— Start of Extracted entries —

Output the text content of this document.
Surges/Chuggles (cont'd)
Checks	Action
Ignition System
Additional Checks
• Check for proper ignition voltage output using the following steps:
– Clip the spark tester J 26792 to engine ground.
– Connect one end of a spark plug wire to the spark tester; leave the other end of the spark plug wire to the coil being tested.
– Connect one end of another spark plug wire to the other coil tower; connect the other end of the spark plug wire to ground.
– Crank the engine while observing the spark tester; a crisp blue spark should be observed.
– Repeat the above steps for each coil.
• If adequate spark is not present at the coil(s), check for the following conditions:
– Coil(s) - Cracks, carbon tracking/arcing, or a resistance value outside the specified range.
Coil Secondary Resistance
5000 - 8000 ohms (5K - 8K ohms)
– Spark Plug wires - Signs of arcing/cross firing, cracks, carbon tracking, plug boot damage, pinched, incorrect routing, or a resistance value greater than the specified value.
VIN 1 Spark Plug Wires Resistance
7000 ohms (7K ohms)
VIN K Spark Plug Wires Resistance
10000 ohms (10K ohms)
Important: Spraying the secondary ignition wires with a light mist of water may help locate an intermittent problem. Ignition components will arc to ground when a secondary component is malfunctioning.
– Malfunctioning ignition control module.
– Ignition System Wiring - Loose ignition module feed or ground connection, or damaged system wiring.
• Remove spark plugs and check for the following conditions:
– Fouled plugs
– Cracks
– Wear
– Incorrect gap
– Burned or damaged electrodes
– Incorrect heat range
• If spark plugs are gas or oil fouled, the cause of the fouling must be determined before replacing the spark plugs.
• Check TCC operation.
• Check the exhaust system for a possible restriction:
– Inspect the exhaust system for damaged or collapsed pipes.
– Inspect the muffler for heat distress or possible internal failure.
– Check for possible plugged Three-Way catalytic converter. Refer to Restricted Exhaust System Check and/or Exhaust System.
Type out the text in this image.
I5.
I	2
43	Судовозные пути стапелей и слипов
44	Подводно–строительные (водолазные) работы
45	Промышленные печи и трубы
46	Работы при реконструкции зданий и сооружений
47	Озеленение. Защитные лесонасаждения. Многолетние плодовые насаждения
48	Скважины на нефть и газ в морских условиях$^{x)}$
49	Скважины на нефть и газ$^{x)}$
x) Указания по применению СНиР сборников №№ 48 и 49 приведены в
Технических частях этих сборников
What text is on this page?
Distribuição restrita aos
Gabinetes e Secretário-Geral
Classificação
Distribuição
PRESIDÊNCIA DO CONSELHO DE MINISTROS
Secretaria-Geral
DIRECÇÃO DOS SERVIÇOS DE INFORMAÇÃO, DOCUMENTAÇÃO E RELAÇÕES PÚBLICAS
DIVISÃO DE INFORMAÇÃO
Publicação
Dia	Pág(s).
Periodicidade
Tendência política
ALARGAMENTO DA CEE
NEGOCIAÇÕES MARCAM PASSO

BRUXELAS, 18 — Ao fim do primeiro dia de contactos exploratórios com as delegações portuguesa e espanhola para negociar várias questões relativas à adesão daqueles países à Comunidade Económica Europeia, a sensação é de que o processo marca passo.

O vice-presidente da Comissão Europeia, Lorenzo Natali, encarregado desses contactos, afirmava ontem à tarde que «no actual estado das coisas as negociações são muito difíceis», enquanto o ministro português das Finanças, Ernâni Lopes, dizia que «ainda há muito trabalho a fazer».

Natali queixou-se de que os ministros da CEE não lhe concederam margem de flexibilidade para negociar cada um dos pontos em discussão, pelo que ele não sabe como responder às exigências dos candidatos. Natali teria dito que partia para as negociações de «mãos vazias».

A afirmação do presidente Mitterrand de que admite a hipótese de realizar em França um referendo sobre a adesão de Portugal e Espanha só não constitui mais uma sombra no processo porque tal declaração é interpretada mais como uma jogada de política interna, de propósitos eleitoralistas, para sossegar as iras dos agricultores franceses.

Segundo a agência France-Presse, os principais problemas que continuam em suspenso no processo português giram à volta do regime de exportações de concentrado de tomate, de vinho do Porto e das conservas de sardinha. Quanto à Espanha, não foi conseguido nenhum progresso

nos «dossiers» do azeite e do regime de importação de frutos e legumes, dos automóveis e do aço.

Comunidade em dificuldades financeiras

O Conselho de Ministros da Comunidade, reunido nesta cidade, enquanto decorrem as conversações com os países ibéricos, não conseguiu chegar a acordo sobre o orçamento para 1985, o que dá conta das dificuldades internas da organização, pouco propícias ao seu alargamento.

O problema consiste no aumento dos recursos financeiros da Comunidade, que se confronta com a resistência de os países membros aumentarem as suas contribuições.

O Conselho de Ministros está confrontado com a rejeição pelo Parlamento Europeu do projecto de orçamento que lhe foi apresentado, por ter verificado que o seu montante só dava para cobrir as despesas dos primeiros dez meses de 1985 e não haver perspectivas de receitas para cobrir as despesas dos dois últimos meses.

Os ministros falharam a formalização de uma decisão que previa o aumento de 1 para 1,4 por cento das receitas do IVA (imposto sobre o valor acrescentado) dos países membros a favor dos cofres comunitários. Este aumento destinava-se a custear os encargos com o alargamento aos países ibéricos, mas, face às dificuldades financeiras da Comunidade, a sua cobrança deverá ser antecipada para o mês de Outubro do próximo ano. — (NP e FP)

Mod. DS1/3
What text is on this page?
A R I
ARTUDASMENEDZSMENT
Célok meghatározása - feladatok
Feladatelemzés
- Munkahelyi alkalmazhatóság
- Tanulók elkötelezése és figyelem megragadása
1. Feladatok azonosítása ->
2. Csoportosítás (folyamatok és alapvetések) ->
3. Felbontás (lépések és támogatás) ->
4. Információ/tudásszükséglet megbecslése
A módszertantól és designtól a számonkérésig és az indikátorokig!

— End of Extracted entries —

* Problem description
Copy the data above exactly. Every line must be included.

* Finished task
Output the text content of this document.
Surges/Chuggles (cont'd)
Checks	Action
Ignition System
Additional Checks
• Check for proper ignition voltage output using the following steps:
– Clip the spark tester J 26792 to engine ground.
– Connect one end of a spark plug wire to the spark tester; leave the other end of the spark plug wire to the coil being tested.
– Connect one end of another spark plug wire to the other coil tower; connect the other end of the spark plug wire to ground.
– Crank the engine while observing the spark tester; a crisp blue spark should be observed.
– Repeat the above steps for each coil.
• If adequate spark is not present at the coil(s), check for the following conditions:
– Coil(s) - Cracks, carbon tracking/arcing, or a resistance value outside the specified range.
Coil Secondary Resistance
5000 - 8000 ohms (5K - 8K ohms)
– Spark Plug wires - Signs of arcing/cross firing, cracks, carbon tracking, plug boot damage, pinched, incorrect routing, or a resistance value greater than the specified value.
VIN 1 Spark Plug Wires Resistance
7000 ohms (7K ohms)
VIN K Spark Plug Wires Resistance
10000 ohms (10K ohms)
Important: Spraying the secondary ignition wires with a light mist of water may help locate an intermittent problem. Ignition components will arc to ground when a secondary component is malfunctioning.
– Malfunctioning ignition control module.
– Ignition System Wiring - Loose ignition module feed or ground connection, or damaged system wiring.
• Remove spark plugs and check for the following conditions:
– Fouled plugs
– Cracks
– Wear
– Incorrect gap
– Burned or damaged electrodes
– Incorrect heat range
• If spark plugs are gas or oil fouled, the cause of the fouling must be determined before replacing the spark plugs.
• Check TCC operation.
• Check the exhaust system for a possible restriction:
– Inspect the exhaust system for damaged or collapsed pipes.
– Inspect the muffler for heat distress or possible internal failure.
– Check for possible plugged Three-Way catalytic converter. Refer to Restricted Exhaust System Check and/or Exhaust System.
Type out the text in this image.
I5.
I	2
43	Судовозные пути стапелей и слипов
44	Подводно–строительные (водолазные) работы
45	Промышленные печи и трубы
46	Работы при реконструкции зданий и сооружений
47	Озеленение. Защитные лесонасаждения. Многолетние плодовые насаждения
48	Скважины на нефть и газ в морских условиях$^{x)}$
49	Скважины на нефть и газ$^{x)}$
x) Указания по применению СНиР сборников №№ 48 и 49 приведены в
Технических частях этих сборников
What text is on this page?
Distribuição restrita aos
Gabinetes e Secretário-Geral
Classificação
Distribuição
PRESIDÊNCIA DO CONSELHO DE MINISTROS
Secretaria-Geral
DIRECÇÃO DOS SERVIÇOS DE INFORMAÇÃO, DOCUMENTAÇÃO E RELAÇÕES PÚBLICAS
DIVISÃO DE INFORMAÇÃO
Publicação
Dia	Pág(s).
Periodicidade
Tendência política
ALARGAMENTO DA CEE
NEGOCIAÇÕES MARCAM PASSO

BRUXELAS, 18 — Ao fim do primeiro dia de contactos exploratórios com as delegações portuguesa e espanhola para negociar várias questões relativas à adesão daqueles países à Comunidade Económica Europeia, a sensação é de que o processo marca passo.

O vice-presidente da Comissão Europeia, Lorenzo Natali, encarregado desses contactos, afirmava ontem à tarde que «no actual estado das coisas as negociações são muito difíceis», enquanto o ministro português das Finanças, Ernâni Lopes, dizia que «ainda há muito trabalho a fazer».

Natali queixou-se de que os ministros da CEE não lhe concederam margem de flexibilidade para negociar cada um dos pontos em discussão, pelo que ele não sabe como responder às exigências dos candidatos. Natali teria dito que partia para as negociações de «mãos vazias».

A afirmação do presidente Mitterrand de que admite a hipótese de realizar em França um referendo sobre a adesão de Portugal e Espanha só não constitui mais uma sombra no processo porque tal declaração é interpretada mais como uma jogada de política interna, de propósitos eleitoralistas, para sossegar as iras dos agricultores franceses.

Segundo a agência France-Presse, os principais problemas que continuam em suspenso no processo português giram à volta do regime de exportações de concentrado de tomate, de vinho do Porto e das conservas de sardinha. Quanto à Espanha, não foi conseguido nenhum progresso

nos «dossiers» do azeite e do regime de importação de frutos e legumes, dos automóveis e do aço.

Comunidade em dificuldades financeiras

O Conselho de Ministros da Comunidade, reunido nesta cidade, enquanto decorrem as conversações com os países ibéricos, não conseguiu chegar a acordo sobre o orçamento para 1985, o que dá conta das dificuldades internas da organização, pouco propícias ao seu alargamento.

O problema consiste no aumento dos recursos financeiros da Comunidade, que se confronta com a resistência de os países membros aumentarem as suas contribuições.

O Conselho de Ministros está confrontado com a rejeição pelo Parlamento Europeu do projecto de orçamento que lhe foi apresentado, por ter verificado que o seu montante só dava para cobrir as despesas dos primeiros dez meses de 1985 e não haver perspectivas de receitas para cobrir as despesas dos dois últimos meses.

Os ministros falharam a formalização de uma decisão que previa o aumento de 1 para 1,4 por cento das receitas do IVA (imposto sobre o valor acrescentado) dos países membros a favor dos cofres comunitários. Este aumento destinava-se a custear os encargos com o alargamento aos países ibéricos, mas, face às dificuldades financeiras da Comunidade, a sua cobrança deverá ser antecipada para o mês de Outubro do próximo ano. — (NP e FP)

Mod. DS1/3
What text is on this page?
A R I
ARTUDASMENEDZSMENT
Célok meghatározása - feladatok
Feladatelemzés
- Munkahelyi alkalmazhatóság
- Tanulók elkötelezése és figyelem megragadása
1. Feladatok azonosítása ->
2. Csoportosítás (folyamatok és alapvetések) ->
3. Felbontás (lépések és támogatás) ->
4. Információ/tudásszükséglet megbecslése
A módszertantól és designtól a számonkérésig és az indikátorokig!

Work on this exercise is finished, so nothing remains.